»»

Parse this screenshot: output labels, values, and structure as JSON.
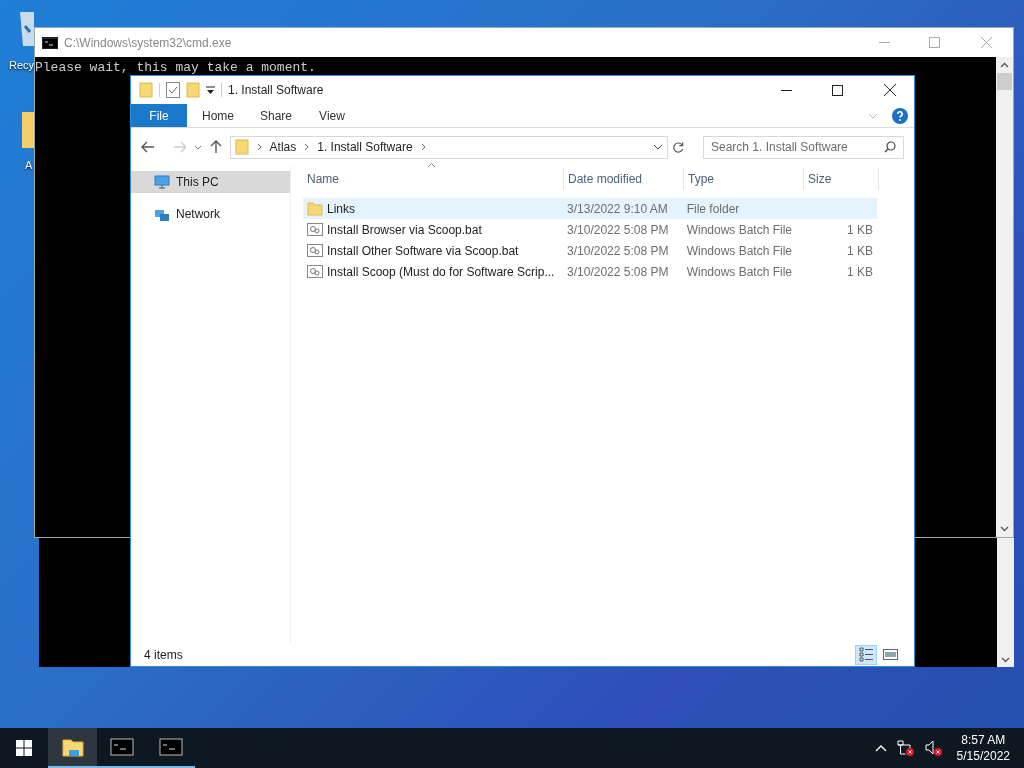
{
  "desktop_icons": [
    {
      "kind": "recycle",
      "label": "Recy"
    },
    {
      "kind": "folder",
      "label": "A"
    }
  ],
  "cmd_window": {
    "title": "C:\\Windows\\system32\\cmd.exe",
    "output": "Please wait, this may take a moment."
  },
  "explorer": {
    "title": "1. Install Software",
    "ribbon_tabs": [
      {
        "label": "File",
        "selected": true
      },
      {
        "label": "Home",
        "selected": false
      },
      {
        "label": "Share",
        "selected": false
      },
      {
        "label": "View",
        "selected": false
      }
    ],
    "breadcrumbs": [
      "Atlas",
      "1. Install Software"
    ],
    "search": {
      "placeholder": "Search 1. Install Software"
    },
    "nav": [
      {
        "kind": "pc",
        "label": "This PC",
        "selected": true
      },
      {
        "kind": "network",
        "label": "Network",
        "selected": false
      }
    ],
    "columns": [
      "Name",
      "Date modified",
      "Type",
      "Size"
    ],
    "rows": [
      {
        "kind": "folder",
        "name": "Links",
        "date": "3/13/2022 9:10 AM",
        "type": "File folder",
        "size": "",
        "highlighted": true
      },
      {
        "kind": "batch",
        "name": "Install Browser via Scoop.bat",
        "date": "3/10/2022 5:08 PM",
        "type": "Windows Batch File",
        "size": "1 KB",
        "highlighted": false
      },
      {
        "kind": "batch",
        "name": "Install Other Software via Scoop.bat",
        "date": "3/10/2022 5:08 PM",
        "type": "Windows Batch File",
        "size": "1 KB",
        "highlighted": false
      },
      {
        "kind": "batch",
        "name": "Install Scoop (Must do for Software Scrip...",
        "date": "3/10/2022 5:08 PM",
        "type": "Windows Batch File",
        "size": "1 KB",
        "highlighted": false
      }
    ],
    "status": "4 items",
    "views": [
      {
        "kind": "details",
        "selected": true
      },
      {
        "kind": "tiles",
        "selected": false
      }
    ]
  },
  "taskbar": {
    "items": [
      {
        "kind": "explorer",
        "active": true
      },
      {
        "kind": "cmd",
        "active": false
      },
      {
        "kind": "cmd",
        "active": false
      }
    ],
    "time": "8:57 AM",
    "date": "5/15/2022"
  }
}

««
»»

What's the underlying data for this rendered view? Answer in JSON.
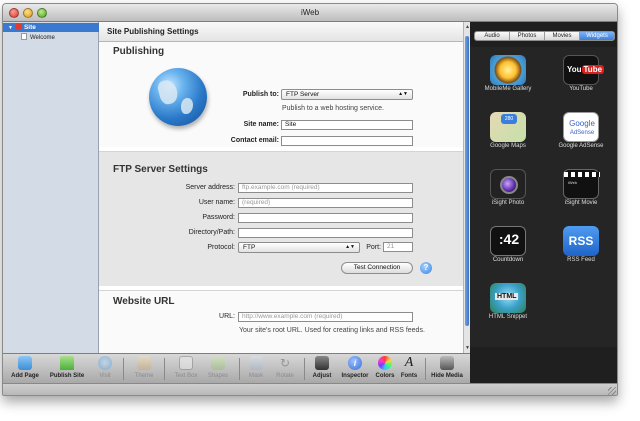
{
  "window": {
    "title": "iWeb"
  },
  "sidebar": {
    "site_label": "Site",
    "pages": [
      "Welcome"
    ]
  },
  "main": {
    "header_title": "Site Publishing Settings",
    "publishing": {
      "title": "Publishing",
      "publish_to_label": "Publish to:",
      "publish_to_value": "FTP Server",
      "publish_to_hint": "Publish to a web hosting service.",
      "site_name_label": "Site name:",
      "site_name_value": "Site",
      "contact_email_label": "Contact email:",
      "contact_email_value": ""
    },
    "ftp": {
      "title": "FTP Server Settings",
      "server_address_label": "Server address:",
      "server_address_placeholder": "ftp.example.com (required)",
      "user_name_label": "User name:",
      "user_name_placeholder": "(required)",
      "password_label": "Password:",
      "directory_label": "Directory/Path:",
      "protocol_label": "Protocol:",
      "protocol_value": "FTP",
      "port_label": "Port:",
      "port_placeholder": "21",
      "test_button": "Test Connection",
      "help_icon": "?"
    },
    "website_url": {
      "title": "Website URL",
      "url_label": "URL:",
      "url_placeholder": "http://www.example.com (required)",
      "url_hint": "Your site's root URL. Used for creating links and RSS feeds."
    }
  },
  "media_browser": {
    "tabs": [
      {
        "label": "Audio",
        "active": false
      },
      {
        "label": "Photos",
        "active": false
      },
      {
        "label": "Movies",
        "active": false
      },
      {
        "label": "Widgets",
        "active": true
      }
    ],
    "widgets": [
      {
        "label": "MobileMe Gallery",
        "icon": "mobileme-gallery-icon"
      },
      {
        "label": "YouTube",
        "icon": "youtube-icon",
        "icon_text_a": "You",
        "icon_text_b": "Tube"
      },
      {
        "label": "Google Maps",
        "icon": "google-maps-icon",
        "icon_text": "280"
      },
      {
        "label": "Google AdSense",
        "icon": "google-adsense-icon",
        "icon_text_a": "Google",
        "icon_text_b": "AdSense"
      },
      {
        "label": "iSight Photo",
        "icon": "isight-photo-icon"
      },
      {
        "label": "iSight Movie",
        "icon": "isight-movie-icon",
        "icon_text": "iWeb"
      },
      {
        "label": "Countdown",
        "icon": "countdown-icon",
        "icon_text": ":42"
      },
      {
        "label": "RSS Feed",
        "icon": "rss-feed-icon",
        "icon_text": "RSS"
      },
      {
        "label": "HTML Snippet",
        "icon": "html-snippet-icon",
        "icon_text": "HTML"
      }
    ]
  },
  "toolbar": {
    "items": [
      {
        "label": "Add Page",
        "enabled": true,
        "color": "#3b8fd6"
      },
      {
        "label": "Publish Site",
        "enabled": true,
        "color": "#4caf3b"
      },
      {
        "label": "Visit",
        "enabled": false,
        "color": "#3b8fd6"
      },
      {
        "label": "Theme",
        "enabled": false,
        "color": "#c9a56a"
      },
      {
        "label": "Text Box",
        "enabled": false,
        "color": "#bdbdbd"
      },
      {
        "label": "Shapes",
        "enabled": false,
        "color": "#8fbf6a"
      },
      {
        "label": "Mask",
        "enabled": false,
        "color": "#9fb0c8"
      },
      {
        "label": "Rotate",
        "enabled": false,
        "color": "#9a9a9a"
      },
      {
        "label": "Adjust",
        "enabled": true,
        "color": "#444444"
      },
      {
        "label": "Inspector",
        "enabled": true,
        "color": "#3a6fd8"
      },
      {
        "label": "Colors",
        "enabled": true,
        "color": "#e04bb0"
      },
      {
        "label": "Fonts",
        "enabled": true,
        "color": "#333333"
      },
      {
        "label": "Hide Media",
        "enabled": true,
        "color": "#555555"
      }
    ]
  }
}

««

#### [Exercise brief]
Read the data above. Pull out each line in which the string "output" appears.

#### [Answer in full]
Parse this screenshot: output labels, values, and structure as JSON.
    "output": "Please wait, this may take a moment."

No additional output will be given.